REQUIREMENT> Report back each line of the records that contains the string "breakdown".

MATERIAL PROVIDED>

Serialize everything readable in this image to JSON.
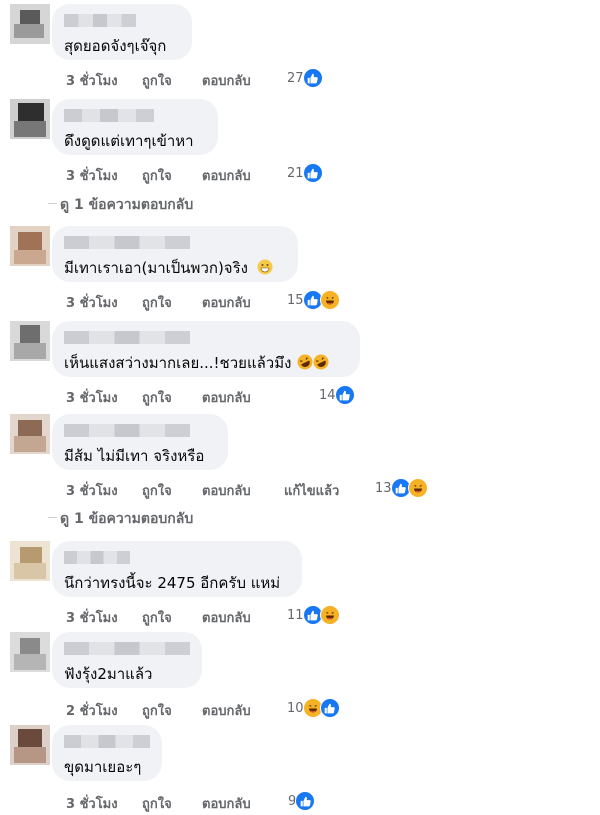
{
  "comments": [
    {
      "text": "สุดยอดจังๆเจ๊จุก",
      "time": "3 ชั่วโมง",
      "like": "ถูกใจ",
      "reply": "ตอบกลับ",
      "edited": "",
      "count": "27",
      "reactions": [
        "like"
      ],
      "replies_link": ""
    },
    {
      "text": "ดึงดูดแต่เทาๆเข้าหา",
      "time": "3 ชั่วโมง",
      "like": "ถูกใจ",
      "reply": "ตอบกลับ",
      "edited": "",
      "count": "21",
      "reactions": [
        "like"
      ],
      "replies_link": "ดู 1 ข้อความตอบกลับ"
    },
    {
      "text": "มีเทาเราเอา(มาเป็นพวก)จริง",
      "time": "3 ชั่วโมง",
      "like": "ถูกใจ",
      "reply": "ตอบกลับ",
      "edited": "",
      "count": "15",
      "reactions": [
        "like",
        "haha"
      ],
      "replies_link": ""
    },
    {
      "text": "เห็นแสงสว่างมากเลย...!ชวยแล้วมึง",
      "time": "3 ชั่วโมง",
      "like": "ถูกใจ",
      "reply": "ตอบกลับ",
      "edited": "",
      "count": "14",
      "reactions": [
        "like"
      ],
      "replies_link": ""
    },
    {
      "text": "มีส้ม ไม่มีเทา จริงหรือ",
      "time": "3 ชั่วโมง",
      "like": "ถูกใจ",
      "reply": "ตอบกลับ",
      "edited": "แก้ไขแล้ว",
      "count": "13",
      "reactions": [
        "like",
        "haha"
      ],
      "replies_link": "ดู 1 ข้อความตอบกลับ"
    },
    {
      "text": "นึกว่าทรงนี้จะ 2475 อีกครับ แหม่",
      "time": "3 ชั่วโมง",
      "like": "ถูกใจ",
      "reply": "ตอบกลับ",
      "edited": "",
      "count": "11",
      "reactions": [
        "like",
        "haha"
      ],
      "replies_link": ""
    },
    {
      "text": "ฟังรุ้ง2มาแล้ว",
      "time": "2 ชั่วโมง",
      "like": "ถูกใจ",
      "reply": "ตอบกลับ",
      "edited": "",
      "count": "10",
      "reactions": [
        "haha",
        "like"
      ],
      "replies_link": ""
    },
    {
      "text": "ขุดมาเยอะๆ",
      "time": "3 ชั่วโมง",
      "like": "ถูกใจ",
      "reply": "ตอบกลับ",
      "edited": "",
      "count": "9",
      "reactions": [
        "like"
      ],
      "replies_link": ""
    }
  ]
}
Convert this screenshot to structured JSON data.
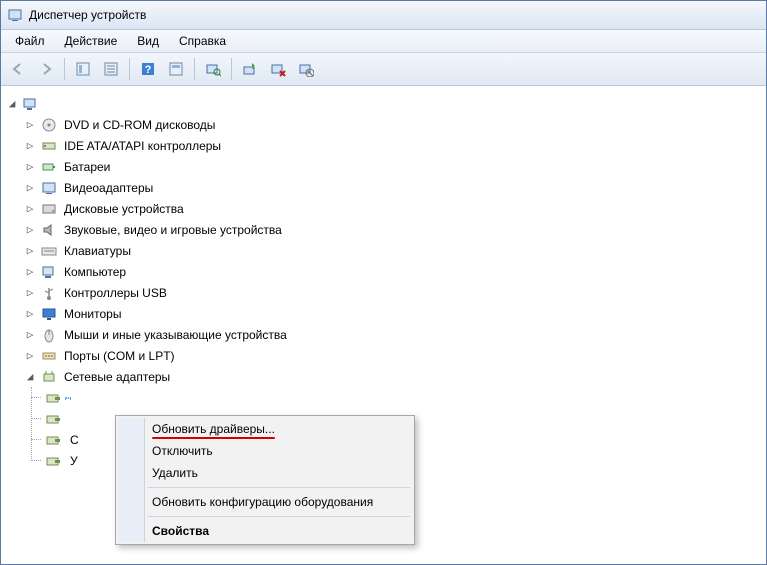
{
  "window": {
    "title": "Диспетчер устройств"
  },
  "menu": {
    "file": "Файл",
    "action": "Действие",
    "view": "Вид",
    "help": "Справка"
  },
  "root": {
    "label": ""
  },
  "categories": [
    {
      "label": "DVD и CD-ROM дисководы",
      "icon": "disc"
    },
    {
      "label": "IDE ATA/ATAPI контроллеры",
      "icon": "ide"
    },
    {
      "label": "Батареи",
      "icon": "battery"
    },
    {
      "label": "Видеоадаптеры",
      "icon": "display"
    },
    {
      "label": "Дисковые устройства",
      "icon": "hdd"
    },
    {
      "label": "Звуковые, видео и игровые устройства",
      "icon": "audio"
    },
    {
      "label": "Клавиатуры",
      "icon": "keyboard"
    },
    {
      "label": "Компьютер",
      "icon": "computer"
    },
    {
      "label": "Контроллеры USB",
      "icon": "usb"
    },
    {
      "label": "Мониторы",
      "icon": "monitor"
    },
    {
      "label": "Мыши и иные указывающие устройства",
      "icon": "mouse"
    },
    {
      "label": "Порты (COM и LPT)",
      "icon": "port"
    },
    {
      "label": "Сетевые адаптеры",
      "icon": "net",
      "expanded": true
    }
  ],
  "net_children": [
    {
      "label": " "
    },
    {
      "label": " "
    },
    {
      "label": " "
    },
    {
      "label": " "
    }
  ],
  "c0_extra": "С",
  "c1_extra": "У",
  "context_menu": {
    "update": "Обновить драйверы...",
    "disable": "Отключить",
    "uninstall": "Удалить",
    "scan": "Обновить конфигурацию оборудования",
    "props": "Свойства"
  }
}
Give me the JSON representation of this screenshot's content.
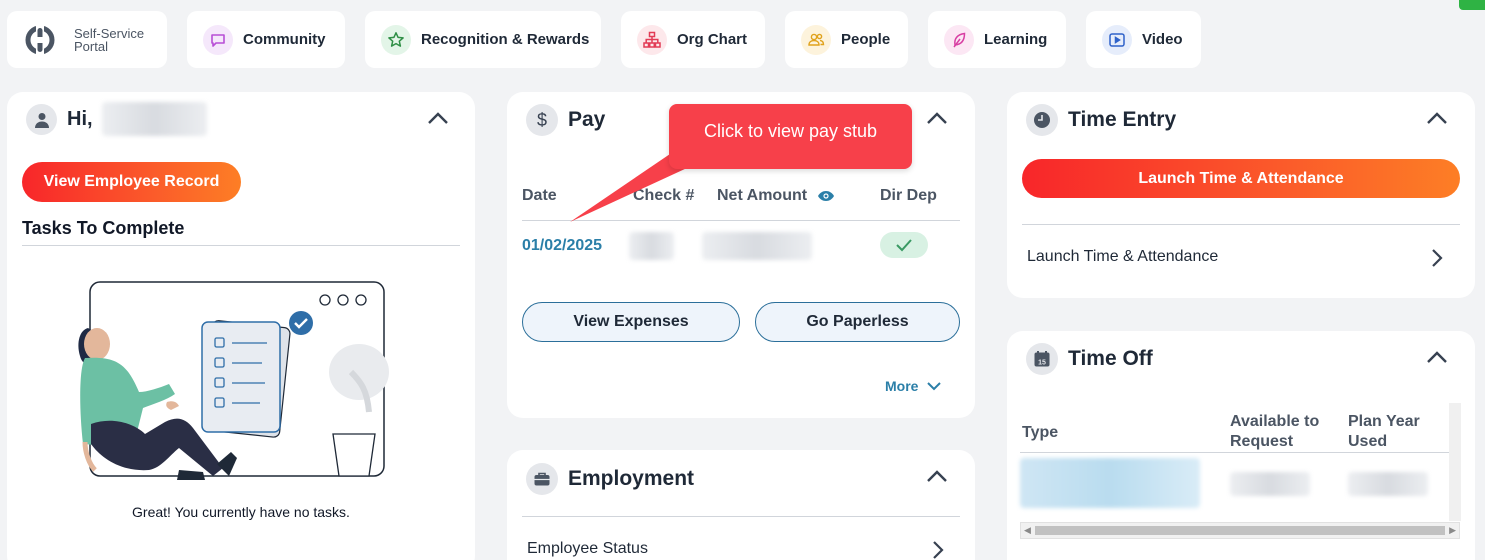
{
  "nav": {
    "logo_text_line1": "Self-Service",
    "logo_text_line2": "Portal",
    "items": [
      {
        "label": "Community",
        "icon": "chat-icon",
        "color": "#b84fd6",
        "bg": "#f5e8fb"
      },
      {
        "label": "Recognition & Rewards",
        "icon": "star-icon",
        "color": "#2f8f46",
        "bg": "#e3f5e8"
      },
      {
        "label": "Org Chart",
        "icon": "org-chart-icon",
        "color": "#e23b55",
        "bg": "#fde8eb"
      },
      {
        "label": "People",
        "icon": "people-icon",
        "color": "#e0a21c",
        "bg": "#fdf3dc"
      },
      {
        "label": "Learning",
        "icon": "leaf-icon",
        "color": "#d83fa3",
        "bg": "#fce7f4"
      },
      {
        "label": "Video",
        "icon": "video-icon",
        "color": "#2f62c9",
        "bg": "#e6edfb"
      }
    ]
  },
  "welcome": {
    "greeting": "Hi,",
    "view_record_label": "View Employee Record",
    "tasks_title": "Tasks To Complete",
    "empty_message": "Great! You currently have no tasks."
  },
  "pay": {
    "title": "Pay",
    "icon": "dollar-icon",
    "columns": [
      "Date",
      "Check #",
      "Net Amount",
      "Dir Dep"
    ],
    "rows": [
      {
        "date": "01/02/2025"
      }
    ],
    "view_expenses_label": "View Expenses",
    "go_paperless_label": "Go Paperless",
    "more_label": "More",
    "tooltip": "Click to view pay stub"
  },
  "employment": {
    "title": "Employment",
    "icon": "briefcase-icon",
    "rows": [
      {
        "label": "Employee Status"
      }
    ]
  },
  "time_entry": {
    "title": "Time Entry",
    "icon": "clock-icon",
    "launch_button_label": "Launch Time & Attendance",
    "link_label": "Launch Time & Attendance"
  },
  "time_off": {
    "title": "Time Off",
    "icon": "calendar-icon",
    "icon_text": "15",
    "col_type": "Type",
    "col_available_1": "Available to",
    "col_available_2": "Request",
    "col_used_1": "Plan Year",
    "col_used_2": "Used"
  },
  "colors": {
    "accent_blue": "#2b7fa8",
    "primary_gradient_start": "#f8262a",
    "primary_gradient_end": "#fd7e25",
    "tooltip_red": "#f7404a"
  }
}
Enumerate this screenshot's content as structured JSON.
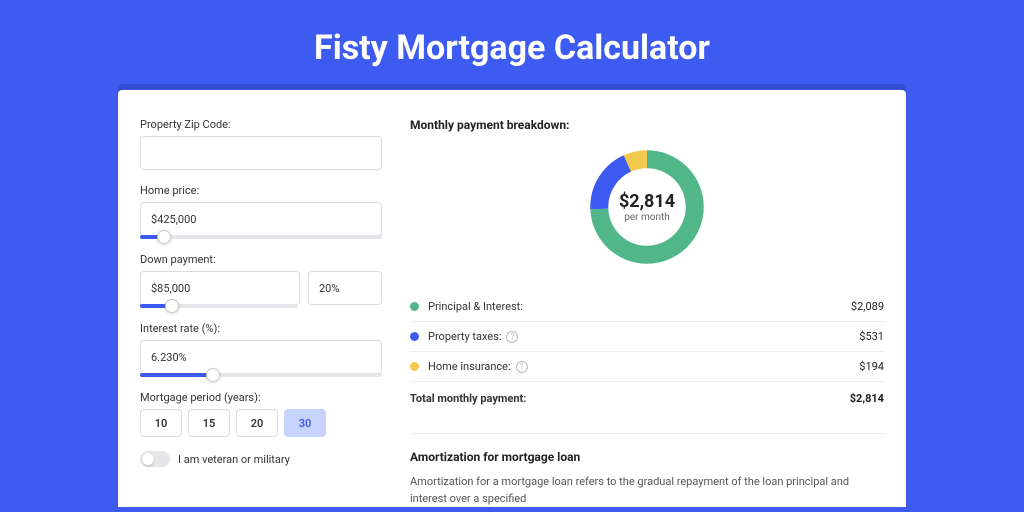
{
  "title": "Fisty Mortgage Calculator",
  "form": {
    "zip": {
      "label": "Property Zip Code:",
      "value": ""
    },
    "price": {
      "label": "Home price:",
      "value": "$425,000",
      "slider_pct": 10
    },
    "down": {
      "label": "Down payment:",
      "amount": "$85,000",
      "pct": "20%",
      "slider_pct": 20
    },
    "rate": {
      "label": "Interest rate (%):",
      "value": "6.230%",
      "slider_pct": 30
    },
    "period": {
      "label": "Mortgage period (years):",
      "options": [
        "10",
        "15",
        "20",
        "30"
      ],
      "active": "30"
    },
    "veteran": {
      "label": "I am veteran or military",
      "on": false
    }
  },
  "breakdown": {
    "title": "Monthly payment breakdown:",
    "total": "$2,814",
    "sub": "per month",
    "items": [
      {
        "label": "Principal & Interest:",
        "value": "$2,089",
        "color": "green"
      },
      {
        "label": "Property taxes:",
        "value": "$531",
        "color": "blue",
        "info": true
      },
      {
        "label": "Home insurance:",
        "value": "$194",
        "color": "yellow",
        "info": true
      }
    ],
    "total_row": {
      "label": "Total monthly payment:",
      "value": "$2,814"
    }
  },
  "amort": {
    "title": "Amortization for mortgage loan",
    "text": "Amortization for a mortgage loan refers to the gradual repayment of the loan principal and interest over a specified"
  },
  "chart_data": {
    "type": "pie",
    "title": "Monthly payment breakdown",
    "series": [
      {
        "name": "Principal & Interest",
        "value": 2089,
        "color": "#52b788"
      },
      {
        "name": "Property taxes",
        "value": 531,
        "color": "#3d5af1"
      },
      {
        "name": "Home insurance",
        "value": 194,
        "color": "#f2c94c"
      }
    ],
    "total": 2814,
    "center_label": "$2,814 per month"
  }
}
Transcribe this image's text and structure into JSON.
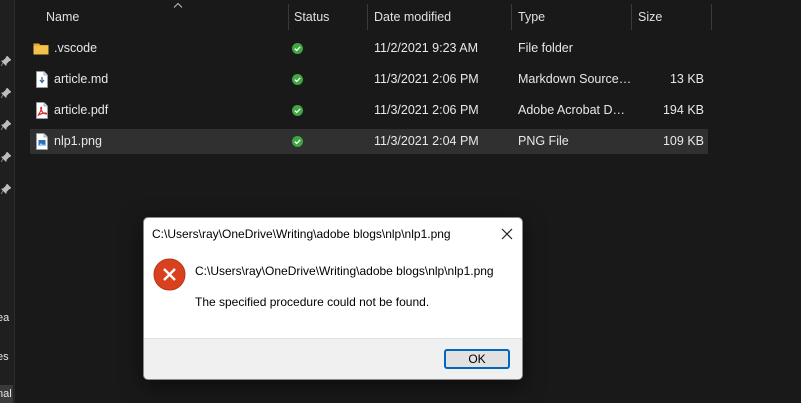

OUTPUT OF THE TASK>
  "breakdown": {
    "title": "Monthly payment breakdown:",
    "title": "Monthly payment breakdown",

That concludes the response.